*Do this*
Rewrite every line of the items below, changing each "Circle shape" to "Circular shape" and keeping everything else the same. Omit the pictures from your answer.

+---+

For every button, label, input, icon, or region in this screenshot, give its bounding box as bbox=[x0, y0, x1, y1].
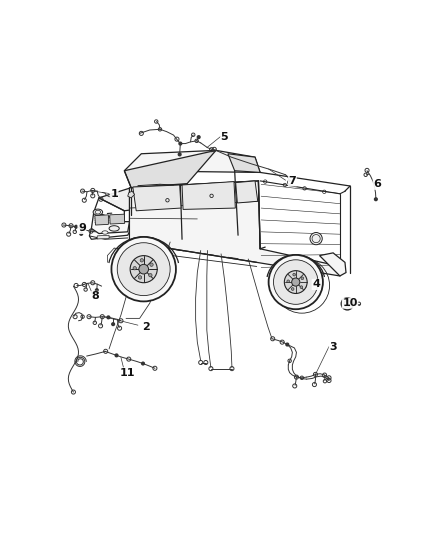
Text: 8: 8 bbox=[92, 292, 99, 301]
Polygon shape bbox=[236, 181, 258, 203]
Circle shape bbox=[133, 266, 136, 270]
Circle shape bbox=[292, 278, 300, 286]
Circle shape bbox=[268, 255, 323, 309]
Circle shape bbox=[273, 260, 318, 304]
Circle shape bbox=[178, 153, 181, 156]
Text: 9: 9 bbox=[78, 223, 86, 233]
Polygon shape bbox=[182, 182, 235, 209]
Text: 1: 1 bbox=[110, 190, 118, 199]
Text: 5: 5 bbox=[221, 132, 228, 142]
Circle shape bbox=[150, 263, 153, 266]
Polygon shape bbox=[130, 181, 345, 276]
Circle shape bbox=[130, 256, 157, 282]
Text: 4: 4 bbox=[312, 279, 320, 289]
Circle shape bbox=[75, 225, 78, 228]
Polygon shape bbox=[133, 185, 181, 211]
Circle shape bbox=[344, 301, 351, 307]
Polygon shape bbox=[320, 253, 346, 276]
Circle shape bbox=[138, 276, 142, 279]
Circle shape bbox=[300, 286, 303, 288]
Circle shape bbox=[148, 273, 152, 277]
Circle shape bbox=[140, 259, 144, 262]
Text: 10: 10 bbox=[343, 298, 358, 308]
Polygon shape bbox=[99, 184, 197, 211]
Polygon shape bbox=[92, 212, 130, 233]
Circle shape bbox=[303, 285, 306, 287]
Circle shape bbox=[115, 354, 118, 357]
Circle shape bbox=[107, 316, 110, 319]
Polygon shape bbox=[110, 214, 125, 224]
Polygon shape bbox=[97, 235, 109, 239]
Circle shape bbox=[141, 362, 145, 365]
Circle shape bbox=[284, 271, 307, 294]
Circle shape bbox=[301, 277, 304, 280]
Circle shape bbox=[112, 323, 114, 326]
Text: 6: 6 bbox=[373, 179, 381, 189]
Circle shape bbox=[139, 264, 148, 274]
Circle shape bbox=[291, 288, 294, 290]
Circle shape bbox=[293, 273, 296, 276]
Text: 11: 11 bbox=[120, 368, 135, 378]
Circle shape bbox=[286, 343, 289, 346]
Circle shape bbox=[80, 232, 83, 235]
Ellipse shape bbox=[93, 209, 102, 215]
Text: 3: 3 bbox=[329, 342, 337, 352]
Polygon shape bbox=[95, 215, 108, 225]
Polygon shape bbox=[228, 154, 260, 172]
Text: 7: 7 bbox=[289, 176, 296, 186]
Polygon shape bbox=[124, 150, 260, 172]
Text: 2: 2 bbox=[142, 322, 150, 332]
Circle shape bbox=[179, 142, 182, 145]
Circle shape bbox=[197, 136, 200, 139]
Polygon shape bbox=[128, 191, 134, 198]
Circle shape bbox=[95, 289, 98, 292]
Polygon shape bbox=[124, 150, 216, 188]
Circle shape bbox=[374, 198, 377, 200]
Circle shape bbox=[287, 280, 290, 282]
Circle shape bbox=[111, 237, 176, 302]
Circle shape bbox=[341, 297, 353, 310]
Ellipse shape bbox=[102, 231, 108, 234]
Circle shape bbox=[310, 232, 322, 245]
Circle shape bbox=[117, 243, 170, 296]
Ellipse shape bbox=[109, 225, 119, 231]
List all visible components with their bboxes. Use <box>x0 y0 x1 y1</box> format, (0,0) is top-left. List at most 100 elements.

+---+

*Answer*
For every button, label, input, icon, or region in this screenshot, give its bounding box as bbox=[x0, y0, x1, y1].
Text: 8: 8 bbox=[92, 292, 99, 301]
Polygon shape bbox=[236, 181, 258, 203]
Circular shape bbox=[133, 266, 136, 270]
Circular shape bbox=[292, 278, 300, 286]
Circular shape bbox=[268, 255, 323, 309]
Circular shape bbox=[273, 260, 318, 304]
Circular shape bbox=[178, 153, 181, 156]
Text: 9: 9 bbox=[78, 223, 86, 233]
Polygon shape bbox=[182, 182, 235, 209]
Text: 1: 1 bbox=[110, 190, 118, 199]
Text: 5: 5 bbox=[221, 132, 228, 142]
Circular shape bbox=[150, 263, 153, 266]
Polygon shape bbox=[130, 181, 345, 276]
Circular shape bbox=[130, 256, 157, 282]
Text: 4: 4 bbox=[312, 279, 320, 289]
Circular shape bbox=[75, 225, 78, 228]
Polygon shape bbox=[133, 185, 181, 211]
Circular shape bbox=[344, 301, 351, 307]
Polygon shape bbox=[320, 253, 346, 276]
Circular shape bbox=[138, 276, 142, 279]
Circular shape bbox=[300, 286, 303, 288]
Circular shape bbox=[148, 273, 152, 277]
Circular shape bbox=[140, 259, 144, 262]
Text: 10: 10 bbox=[343, 298, 358, 308]
Polygon shape bbox=[99, 184, 197, 211]
Polygon shape bbox=[92, 212, 130, 233]
Circular shape bbox=[303, 285, 306, 287]
Circular shape bbox=[115, 354, 118, 357]
Circular shape bbox=[107, 316, 110, 319]
Polygon shape bbox=[110, 214, 125, 224]
Polygon shape bbox=[97, 235, 109, 239]
Circular shape bbox=[141, 362, 145, 365]
Circular shape bbox=[284, 271, 307, 294]
Circular shape bbox=[301, 277, 304, 280]
Circular shape bbox=[112, 323, 114, 326]
Text: 6: 6 bbox=[373, 179, 381, 189]
Circular shape bbox=[139, 264, 148, 274]
Circular shape bbox=[291, 288, 294, 290]
Circular shape bbox=[293, 273, 296, 276]
Text: 11: 11 bbox=[120, 368, 135, 378]
Circular shape bbox=[286, 343, 289, 346]
Circular shape bbox=[80, 232, 83, 235]
Ellipse shape bbox=[93, 209, 102, 215]
Text: 3: 3 bbox=[329, 342, 337, 352]
Polygon shape bbox=[95, 215, 108, 225]
Polygon shape bbox=[228, 154, 260, 172]
Text: 7: 7 bbox=[289, 176, 296, 186]
Polygon shape bbox=[124, 150, 260, 172]
Text: 2: 2 bbox=[142, 322, 150, 332]
Circular shape bbox=[179, 142, 182, 145]
Circular shape bbox=[197, 136, 200, 139]
Polygon shape bbox=[128, 191, 134, 198]
Circular shape bbox=[95, 289, 98, 292]
Polygon shape bbox=[124, 150, 216, 188]
Circular shape bbox=[374, 198, 377, 200]
Circular shape bbox=[287, 280, 290, 282]
Circular shape bbox=[111, 237, 176, 302]
Circular shape bbox=[341, 297, 353, 310]
Ellipse shape bbox=[102, 231, 108, 234]
Circular shape bbox=[310, 232, 322, 245]
Circular shape bbox=[117, 243, 170, 296]
Ellipse shape bbox=[109, 225, 119, 231]
List all visible components with their bboxes. Use <box>x0 y0 x1 y1</box> format, (0,0) is top-left. List at most 100 elements.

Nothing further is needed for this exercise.